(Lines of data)
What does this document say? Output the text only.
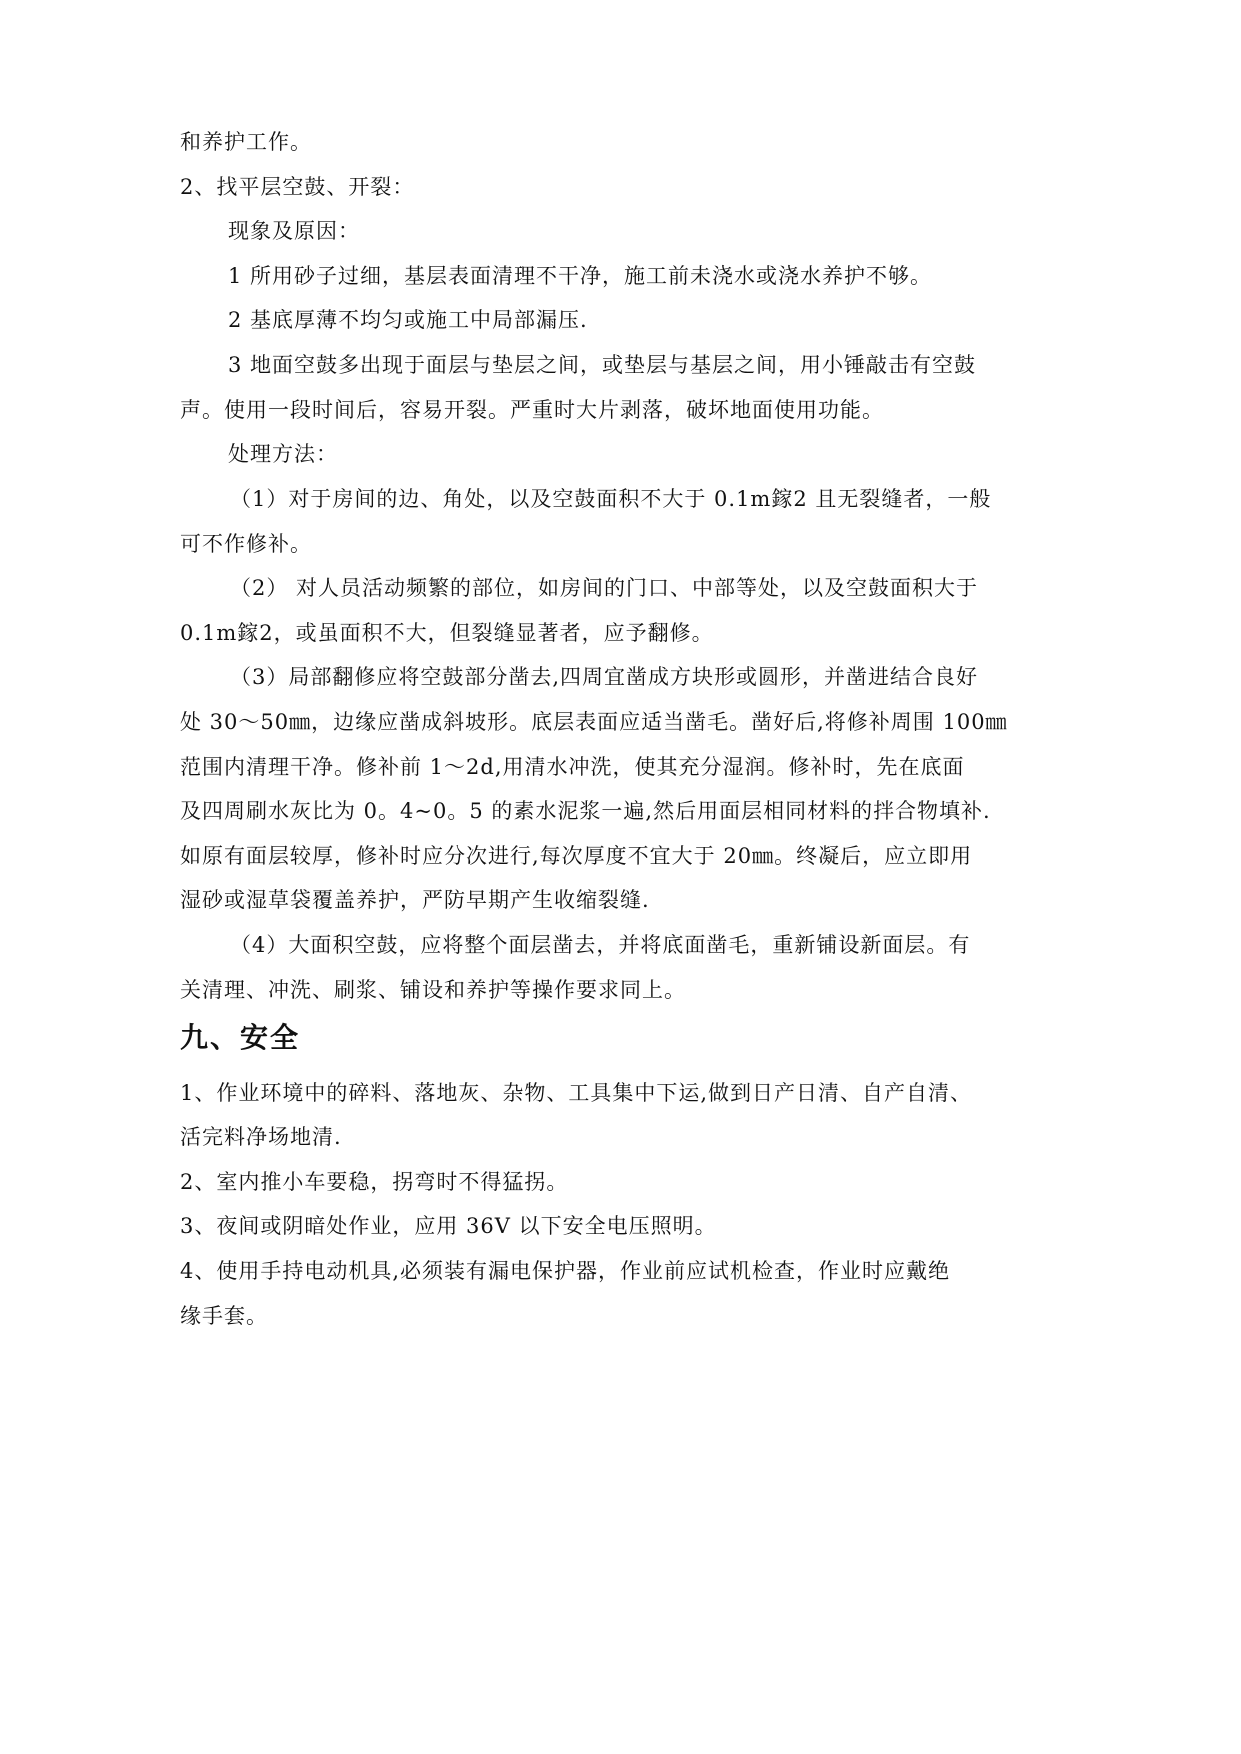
和养护工作。
2、找平层空鼓、开裂：
现象及原因：
1 所用砂子过细，基层表面清理不干净，施工前未浇水或浇水养护不够。
2 基底厚薄不均匀或施工中局部漏压.
3 地面空鼓多出现于面层与垫层之间，或垫层与基层之间，用小锤敲击有空鼓
声。使用一段时间后，容易开裂。严重时大片剥落，破坏地面使用功能。
处理方法：
（1）对于房间的边、角处，以及空鼓面积不大于 0.1m鎵2 且无裂缝者，一般
可不作修补。
（2） 对人员活动频繁的部位，如房间的门口、中部等处，以及空鼓面积大于
0.1m鎵2，或虽面积不大，但裂缝显著者，应予翻修。
（3）局部翻修应将空鼓部分凿去,四周宜凿成方块形或圆形，并凿进结合良好
处 30～50㎜，边缘应凿成斜坡形。底层表面应适当凿毛。凿好后,将修补周围 100㎜
范围内清理干净。修补前 1～2d,用清水冲洗，使其充分湿润。修补时，先在底面
及四周刷水灰比为 0。4~0。5 的素水泥浆一遍,然后用面层相同材料的拌合物填补.
如原有面层较厚，修补时应分次进行,每次厚度不宜大于 20㎜。终凝后，应立即用
湿砂或湿草袋覆盖养护，严防早期产生收缩裂缝.
（4）大面积空鼓，应将整个面层凿去，并将底面凿毛，重新铺设新面层。有
关清理、冲洗、刷浆、铺设和养护等操作要求同上。
九、安全
1、作业环境中的碎料、落地灰、杂物、工具集中下运,做到日产日清、自产自清、
活完料净场地清.
2、室内推小车要稳，拐弯时不得猛拐。
3、夜间或阴暗处作业，应用 36V 以下安全电压照明。
4、使用手持电动机具,必须装有漏电保护器，作业前应试机检查，作业时应戴绝
缘手套。
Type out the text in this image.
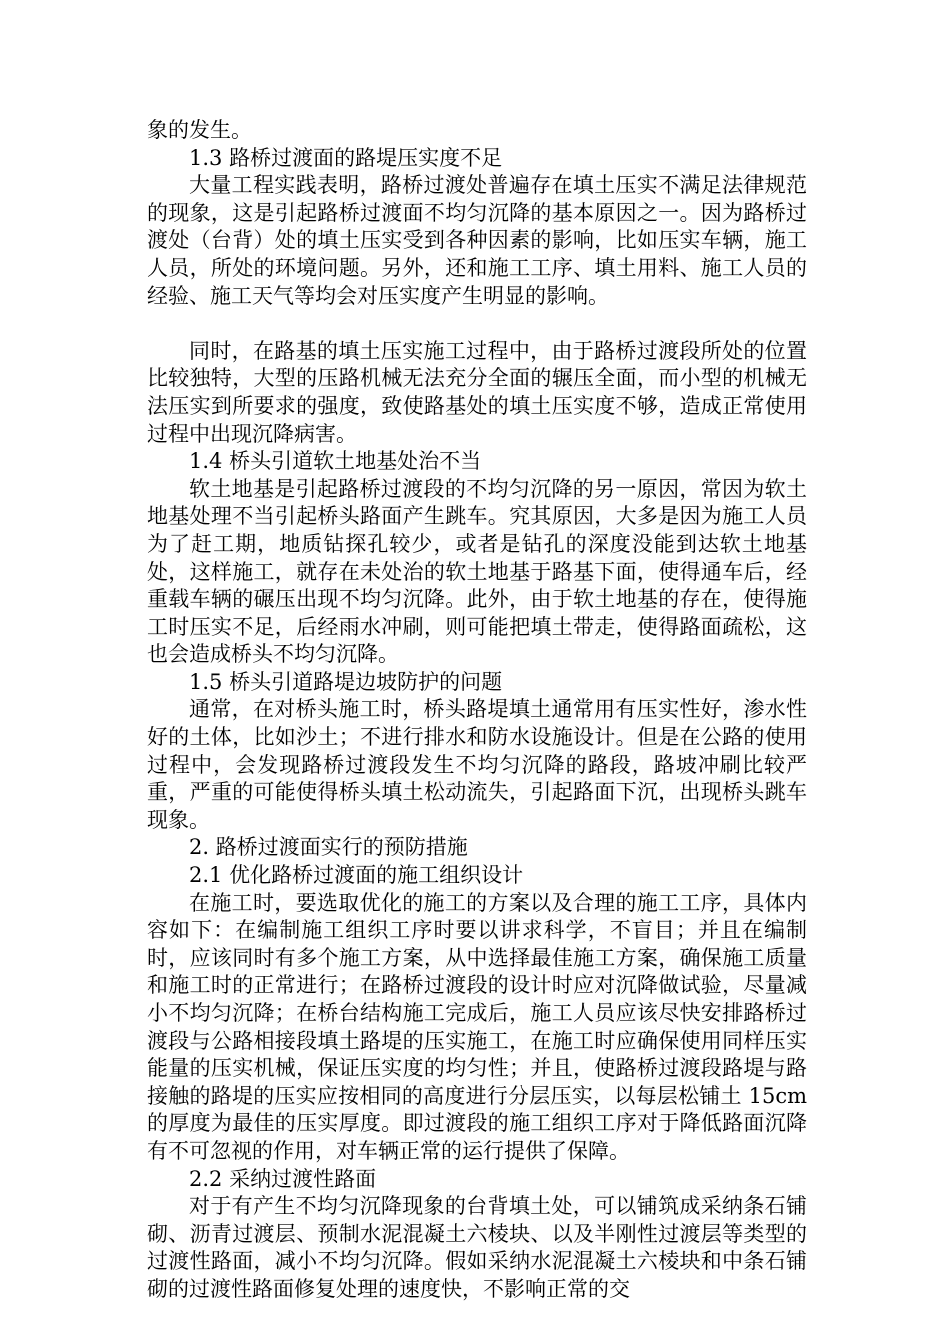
象的发生。

1.3 路桥过渡面的路堤压实度不足

大量工程实践表明，路桥过渡处普遍存在填土压实不满足法律规范的现象，这是引起路桥过渡面不均匀沉降的基本原因之一。因为路桥过渡处（台背）处的填土压实受到各种因素的影响，比如压实车辆，施工人员，所处的环境问题。另外，还和施工工序、填土用料、施工人员的经验、施工天气等均会对压实度产生明显的影响。

同时，在路基的填土压实施工过程中，由于路桥过渡段所处的位置比较独特，大型的压路机械无法充分全面的辗压全面，而小型的机械无法压实到所要求的强度，致使路基处的填土压实度不够，造成正常使用过程中出现沉降病害。

1.4 桥头引道软土地基处治不当

软土地基是引起路桥过渡段的不均匀沉降的另一原因，常因为软土地基处理不当引起桥头路面产生跳车。究其原因，大多是因为施工人员为了赶工期，地质钻探孔较少，或者是钻孔的深度没能到达软土地基处，这样施工，就存在未处治的软土地基于路基下面，使得通车后，经重载车辆的碾压出现不均匀沉降。此外，由于软土地基的存在，使得施工时压实不足，后经雨水冲刷，则可能把填土带走，使得路面疏松，这也会造成桥头不均匀沉降。

1.5 桥头引道路堤边坡防护的问题

通常，在对桥头施工时，桥头路堤填土通常用有压实性好，渗水性好的土体，比如沙土；不进行排水和防水设施设计。但是在公路的使用过程中，会发现路桥过渡段发生不均匀沉降的路段，路坡冲刷比较严重，严重的可能使得桥头填土松动流失，引起路面下沉，出现桥头跳车现象。

2. 路桥过渡面实行的预防措施

2.1 优化路桥过渡面的施工组织设计

在施工时，要选取优化的施工的方案以及合理的施工工序，具体内容如下：在编制施工组织工序时要以讲求科学，不盲目；并且在编制时，应该同时有多个施工方案，从中选择最佳施工方案，确保施工质量和施工时的正常进行；在路桥过渡段的设计时应对沉降做试验，尽量减小不均匀沉降；在桥台结构施工完成后，施工人员应该尽快安排路桥过渡段与公路相接段填土路堤的压实施工，在施工时应确保使用同样压实能量的压实机械，保证压实度的均匀性；并且，使路桥过渡段路堤与路接触的路堤的压实应按相同的高度进行分层压实，以每层松铺土 15cm 的厚度为最佳的压实厚度。即过渡段的施工组织工序对于降低路面沉降有不可忽视的作用，对车辆正常的运行提供了保障。

2.2 采纳过渡性路面

对于有产生不均匀沉降现象的台背填土处，可以铺筑成采纳条石铺砌、沥青过渡层、预制水泥混凝土六棱块、以及半刚性过渡层等类型的过渡性路面，减小不均匀沉降。假如采纳水泥混凝土六棱块和中条石铺砌的过渡性路面修复处理的速度快，不影响正常的交
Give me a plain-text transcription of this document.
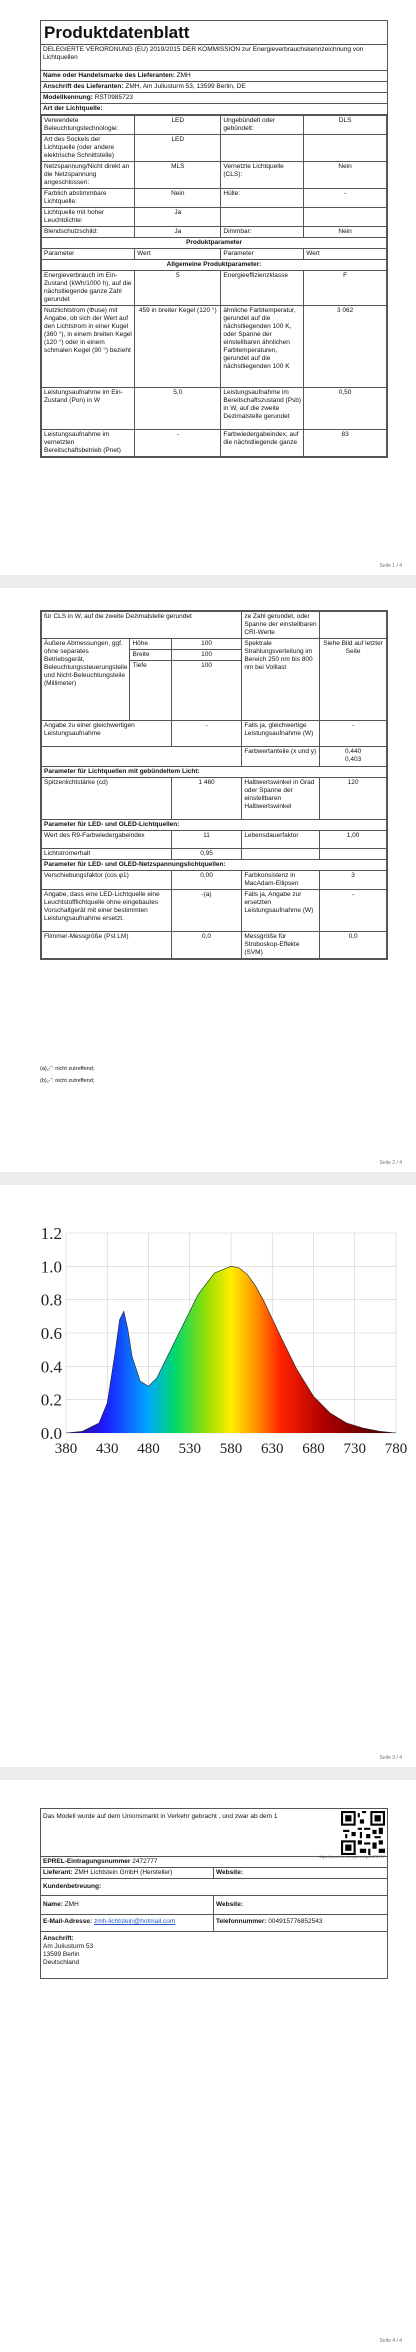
Produktdatenblatt
DELEGIERTE VERORDNUNG (EU) 2019/2015 DER KOMMISSION zur Energieverbrauchskennzeichnung von Lichtquellen
Name oder Handelsmarke des Lieferanten: ZMH
Anschrift des Lieferanten: ZMH, Am Juliusturm 53, 13599 Berlin, DE
Modellkennung: RST0985723
Art der Lichtquelle:
Verwendete Beleuchtungstechnologie:	LED	Ungebündelt oder gebündelt:	DLS
Art des Sockels der Lichtquelle (oder andere elektrische Schnittstelle)	LED		
Netzspannung/Nicht direkt an die Netzspannung angeschlossen:	MLS	Vernetzte Lichtquelle (CLS):	Nein
Farblich abstimmbare Lichtquelle:	Nein	Hülle:	-
Lichtquelle mit hoher Leuchtdichte:	Ja		
Blendschutzschild:	Ja	Dimmbar:	Nein
Produktparameter			
Parameter	Wert	Parameter	Wert
Allgemeine Produktparameter:			
Energieverbrauch im Ein-Zustand (kWh/1000 h), auf die nächstliegende ganze Zahl gerundet	5	Energieeffizienzklasse	F
Nutzlichtstrom (Φuse) mit Angabe, ob sich der Wert auf den Lichtstrom in einer Kugel (360 °), in einem breiten Kegel (120 °) oder in einem schmalen Kegel (90 °) bezieht	459 in breiter Kegel (120 °)	ähnliche Farbtemperatur, gerundet auf die nächstliegenden 100 K, oder Spanne der einstellbaren ähnlichen Farbtemperaturen, gerundet auf die nächstliegenden 100 K	3 062
Leistungsaufnahme im Ein-Zustand (Pon) in W	5,0	Leistungsaufnahme im Bereitschaftszustand (Psb) in W, auf die zweite Dezimalstelle gerundet	0,50
Leistungsaufnahme im vernetzten Bereitschaftsbetrieb (Pnet)	-	Farbwiedergabeindex, auf die nächstliegende ganze	83
Seite 1 / 4
für CLS in W, auf die zweite Dezimalstelle gerundet			ze Zahl gerundet, oder Spanne der einstellbaren CRI-Werte	
Äußere Abmessungen, ggf. ohne separates Betriebsgerät, Beleuchtungssteuerungsteile und Nicht-Beleuchtungsteile (Millimeter)	Höhe	100	Spektrale Strahlungsverteilung im Bereich 250 nm bis 800 nm bei Volllast	Siehe Bild auf letzter Seite
	Breite	100		
	Tiefe	100		
Angabe zu einer gleichwertigen Leistungsaufnahme		-	Falls ja, gleichwertige Leistungsaufnahme (W)	-
			Farbwertanteile (x und y)	0,440
0,403

Parameter für Lichtquellen mit gebündeltem Licht:				
Spitzenlichtstärke (cd)		1 460	Halbwertswinkel in Grad oder Spanne der einstellbaren Halbwertswinkel	120
Parameter für LED- und OLED-Lichtquellen:				
Wert des R9-Farbwiedergabeindex		11	Lebensdauerfaktor	1,00
Lichtstromerhalt		0,95		
Parameter für LED- und OLED-Netzspannungslichtquellen:				
Verschiebungsfaktor (cos φ1)		0,00	Farbkonsistenz in MacAdam-Ellipsen	3
Angabe, dass eine LED-Lichtquelle eine Leuchtstofflichtquelle ohne eingebautes Vorschaltgerät mit einer bestimmten Leistungsaufnahme ersetzt.		-(a)	Falls ja, Angabe zur ersetzten Leistungsaufnahme (W)	-
Flimmer-Messgröße (Pst LM)		0,0	Messgröße für Stroboskop-Effekte (SVM)	0,0
(a)„-“: nicht zutreffend;
(b)„-“: nicht zutreffend;
Seite 2 / 4
0.0
0.2
0.4
0.6
0.8
1.0
1.2
380 430 480 530 580 630 680 730 780
Seite 3 / 4
Das Modell wurde auf dem Unionsmarkt in Verkehr gebracht , und zwar ab dem 1
https://eprel.ec.europa.eu/qr/2472777
EPREL-Eintragungsnummer 2472777
Lieferant: ZMH Lichtstein GmbH (Hersteller)	Website:
Kundenbetreuung:
Name: ZMH	Website:
E-Mail-Adresse: zmh-lichtstein@hotmail.com	Telefonnummer: 004915776852543
Anschrift:
Am Juliusturm 53
13599 Berlin
Deutschland
Seite 4 / 4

■ Brief ■
Find all lines holding the string "Anschrift" and copy them.

■ Result below ■
Anschrift des Lieferanten: ZMH, Am Juliusturm 53, 13599 Berlin, DE
Anschrift:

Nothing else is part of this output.